What the task requires: Each line that holds the word "harvest" should be returned.

[Dataset rows]
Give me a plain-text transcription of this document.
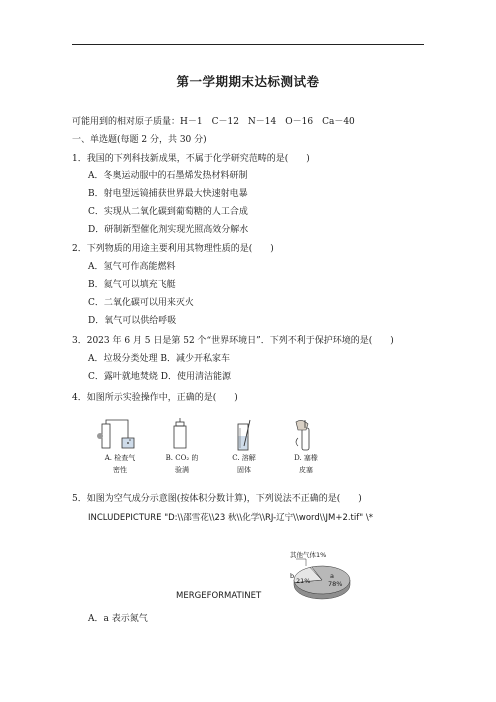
第一学期期末达标测试卷
可能用到的相对原子质量：H－1　C－12　N－14　O－16　Ca－40
一、单选题(每题 2 分，共 30 分)
1．我国的下列科技新成果，不属于化学研究范畴的是(　　)
A．冬奥运动服中的石墨烯发热材料研制
B．射电望远镜捕获世界最大快速射电暴
C．实现从二氧化碳到葡萄糖的人工合成
D．研制新型催化剂实现光照高效分解水
2．下列物质的用途主要利用其物理性质的是(　　)
A．氢气可作高能燃料
B．氦气可以填充飞艇
C．二氧化碳可以用来灭火
D．氧气可以供给呼吸
3．2023 年 6 月 5 日是第 52 个“世界环境日”．下列不利于保护环境的是(　　)
A．垃圾分类处理 B．减少开私家车
C．露叶就地焚烧 D．使用清洁能源
4．如图所示实验操作中，正确的是(　　)
A. 检查气
密性
B. CO₂ 的
验满
C. 溶解
固体
D. 塞橡
皮塞
5．如图为空气成分示意图(按体积分数计算)，下列说法不正确的是(　　)
INCLUDEPICTURE "D:\\邵雪花\\23 秋\\化学\\RJ-辽宁\\word\\JM+2.tif" \*
其他气体1%
b
21%
a
78%
MERGEFORMATINET
A．a 表示氮气
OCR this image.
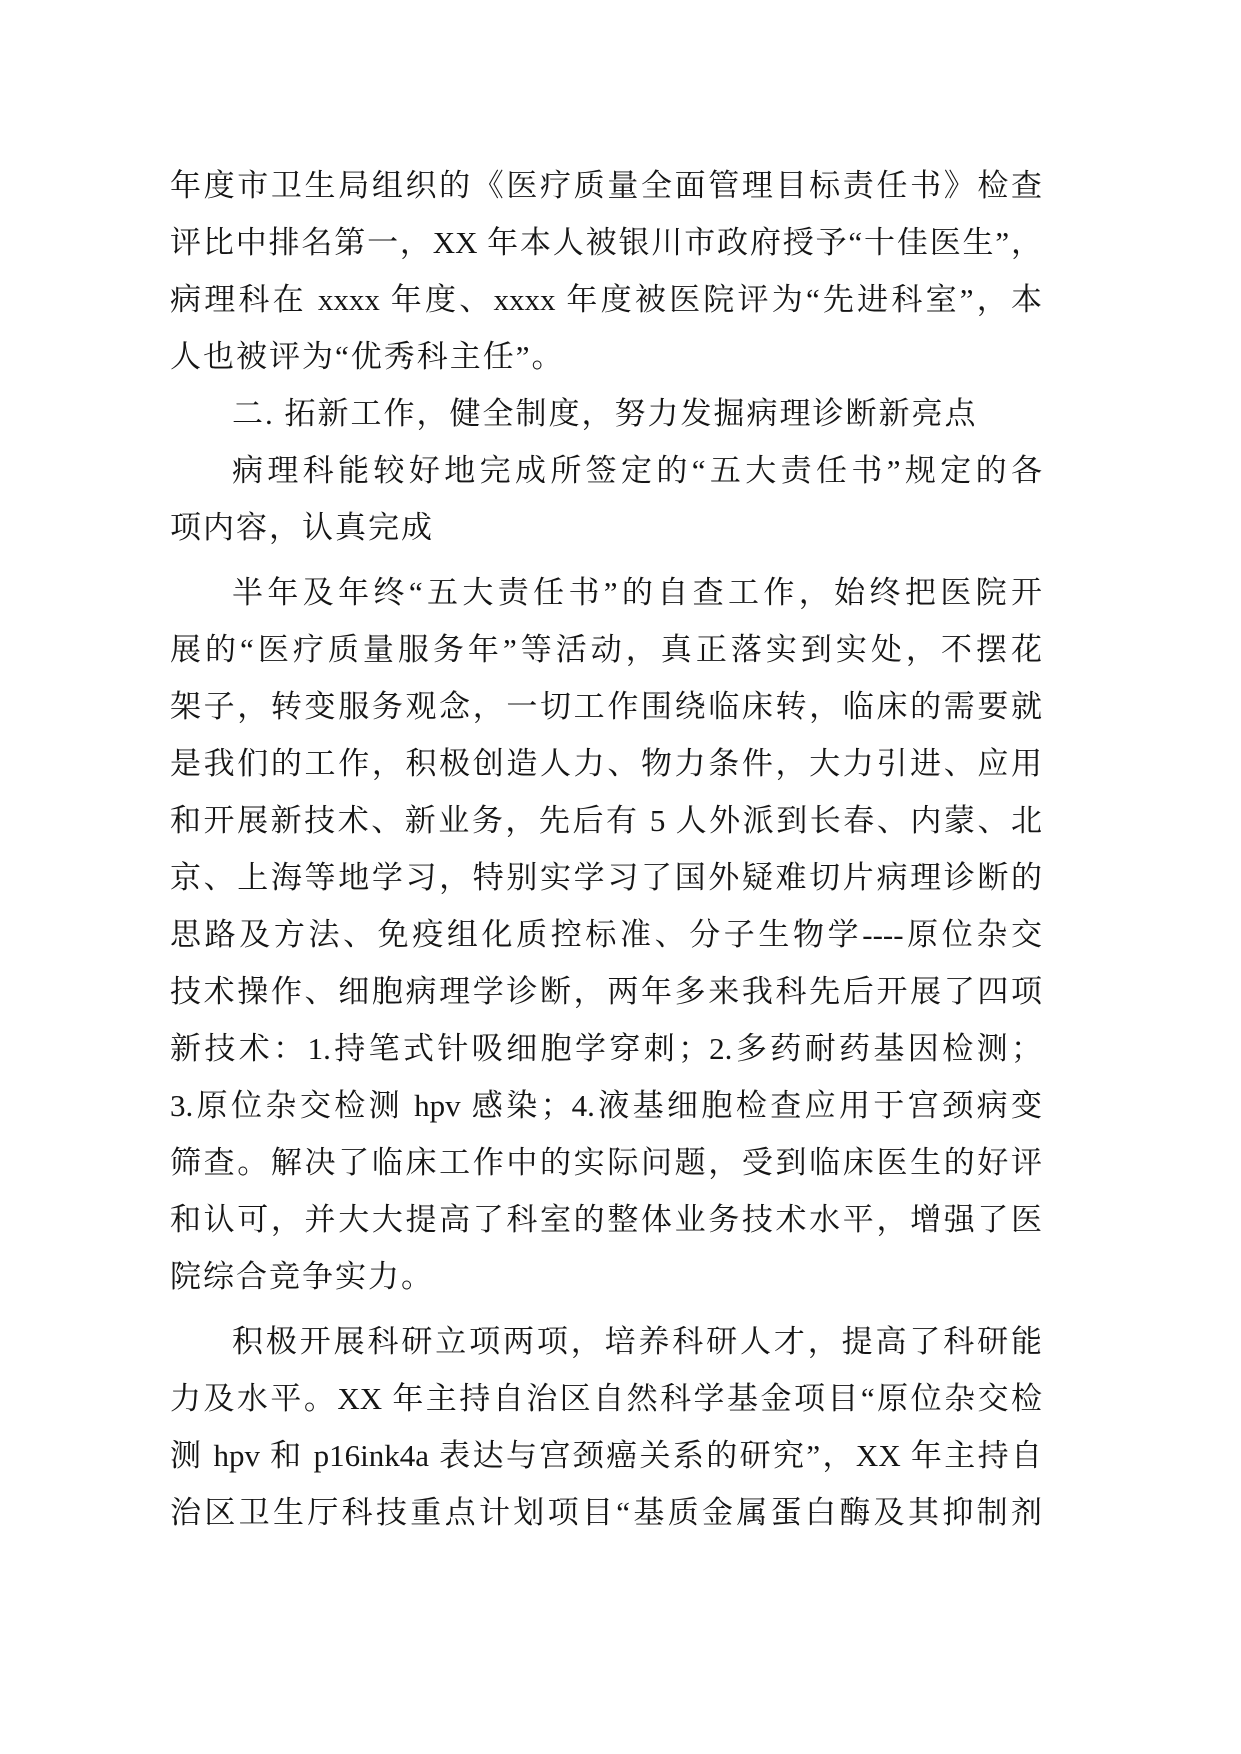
年度市卫生局组织的《医疗质量全面管理目标责任书》检查
评比中排名第一，XX 年本人被银川市政府授予“十佳医生”，
病理科在 xxxx 年度、xxxx 年度被医院评为“先进科室”，本
人也被评为“优秀科主任”。
二. 拓新工作，健全制度，努力发掘病理诊断新亮点
病理科能较好地完成所签定的“五大责任书”规定的各
项内容，认真完成
半年及年终“五大责任书”的自查工作，始终把医院开
展的“医疗质量服务年”等活动，真正落实到实处，不摆花
架子，转变服务观念，一切工作围绕临床转，临床的需要就
是我们的工作，积极创造人力、物力条件，大力引进、应用
和开展新技术、新业务，先后有 5 人外派到长春、内蒙、北
京、上海等地学习，特别实学习了国外疑难切片病理诊断的
思路及方法、免疫组化质控标准、分子生物学----原位杂交
技术操作、细胞病理学诊断，两年多来我科先后开展了四项
新技术：1.持笔式针吸细胞学穿刺；2.多药耐药基因检测；
3.原位杂交检测 hpv 感染；4.液基细胞检查应用于宫颈病变
筛查。解决了临床工作中的实际问题，受到临床医生的好评
和认可，并大大提高了科室的整体业务技术水平，增强了医
院综合竞争实力。
积极开展科研立项两项，培养科研人才，提高了科研能
力及水平。XX 年主持自治区自然科学基金项目“原位杂交检
测 hpv 和 p16ink4a 表达与宫颈癌关系的研究”，XX 年主持自
治区卫生厅科技重点计划项目“基质金属蛋白酶及其抑制剂
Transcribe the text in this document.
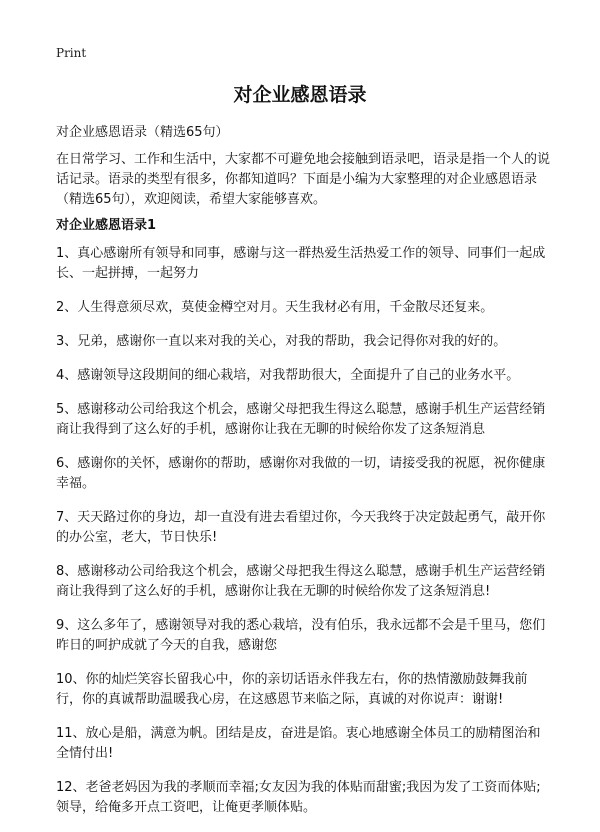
Print
对企业感恩语录

对企业感恩语录（精选65句）

在日常学习、工作和生活中，大家都不可避免地会接触到语录吧，语录是指一个人的说话记录。语录的类型有很多，你都知道吗？下面是小编为大家整理的对企业感恩语录（精选65句），欢迎阅读，希望大家能够喜欢。

对企业感恩语录1
1、真心感谢所有领导和同事，感谢与这一群热爱生活热爱工作的领导、同事们一起成长、一起拼搏，一起努力
2、人生得意须尽欢，莫使金樽空对月。天生我材必有用，千金散尽还复来。
3、兄弟，感谢你一直以来对我的关心，对我的帮助，我会记得你对我的好的。
4、感谢领导这段期间的细心栽培，对我帮助很大，全面提升了自己的业务水平。
5、感谢移动公司给我这个机会，感谢父母把我生得这么聪慧，感谢手机生产运营经销商让我得到了这么好的手机，感谢你让我在无聊的时候给你发了这条短消息
6、感谢你的关怀，感谢你的帮助，感谢你对我做的一切，请接受我的祝愿，祝你健康幸福。
7、天天路过你的身边，却一直没有进去看望过你，今天我终于决定鼓起勇气，敲开你的办公室，老大，节日快乐!
8、感谢移动公司给我这个机会，感谢父母把我生得这么聪慧，感谢手机生产运营经销商让我得到了这么好的手机，感谢你让我在无聊的时候给你发了这条短消息!
9、这么多年了，感谢领导对我的悉心栽培，没有伯乐，我永远都不会是千里马，您们昨日的呵护成就了今天的自我，感谢您
10、你的灿烂笑容长留我心中，你的亲切话语永伴我左右，你的热情激励鼓舞我前行，你的真诚帮助温暖我心房，在这感恩节来临之际，真诚的对你说声：谢谢!
11、放心是船，满意为帆。团结是皮，奋进是馅。衷心地感谢全体员工的励精图治和全情付出!
12、老爸老妈因为我的孝顺而幸福;女友因为我的体贴而甜蜜;我因为发了工资而体贴;领导，给俺多开点工资吧，让俺更孝顺体贴。
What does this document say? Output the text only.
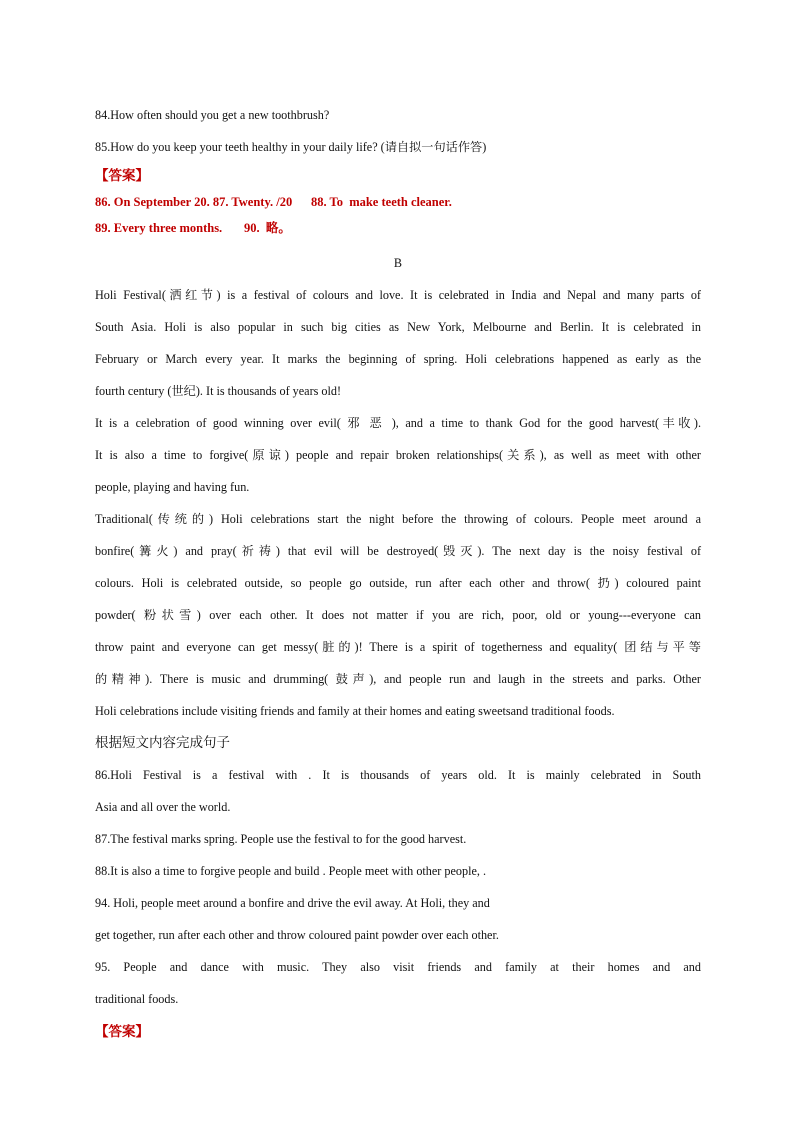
84.How often should you get a new toothbrush?
85.How do you keep your teeth healthy in your daily life? (请自拟一句话作答)
【答案】
86. On September 20. 87. Twenty. /20      88. To  make teeth cleaner.
89. Every three months.       90.  略。
B
Holi Festival(洒红节) is a festival of colours and love. It is celebrated in India and Nepal and many parts of
South Asia. Holi is also popular in such big cities as New York, Melbourne and Berlin. It is celebrated in
February or March every year. It marks the beginning of spring. Holi celebrations happened as early as the
fourth century (世纪). It is thousands of years old!
It is a celebration of good winning over evil( 邪 恶 ), and a time to thank God for the good harvest(丰收).
It is also a time to forgive(原谅) people and repair broken relationships(关系), as well as meet with other
people, playing and having fun.
Traditional(传统的) Holi celebrations start the night before the throwing of colours. People meet around a
bonfire(篝火) and pray(祈祷) that evil will be destroyed(毁灭). The next day is the noisy festival of
colours. Holi is celebrated outside, so people go outside, run after each other and throw( 扔) coloured paint
powder( 粉状雪) over each other. It does not matter if you are rich, poor, old or young---everyone can
throw paint and everyone can get messy(脏的)! There is a spirit of togetherness and equality( 团结与平等
的精神). There is music and drumming( 鼓声), and people run and laugh in the streets and parks. Other
Holi celebrations include visiting friends and family at their homes and eating sweetsand traditional foods.
根据短文内容完成句子
86.Holi Festival is a festival with . It is thousands of years old. It is mainly celebrated in South
Asia and all over the world.
87.The festival marks spring. People use the festival to for the good harvest.
88.It is also a time to forgive people and build . People meet with other people, .
94. Holi, people meet around a bonfire and drive the evil away. At Holi, they and
get together, run after each other and throw coloured paint powder over each other.
95. People and dance with music. They also visit friends and family at their homes and and
traditional foods.
【答案】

Finished answer:
It is a celebration of good winning over evil( 邪 恶 ), and a time to thank God for the good harvest(丰收).
87.The festival marks spring. People use the festival to for the good harvest.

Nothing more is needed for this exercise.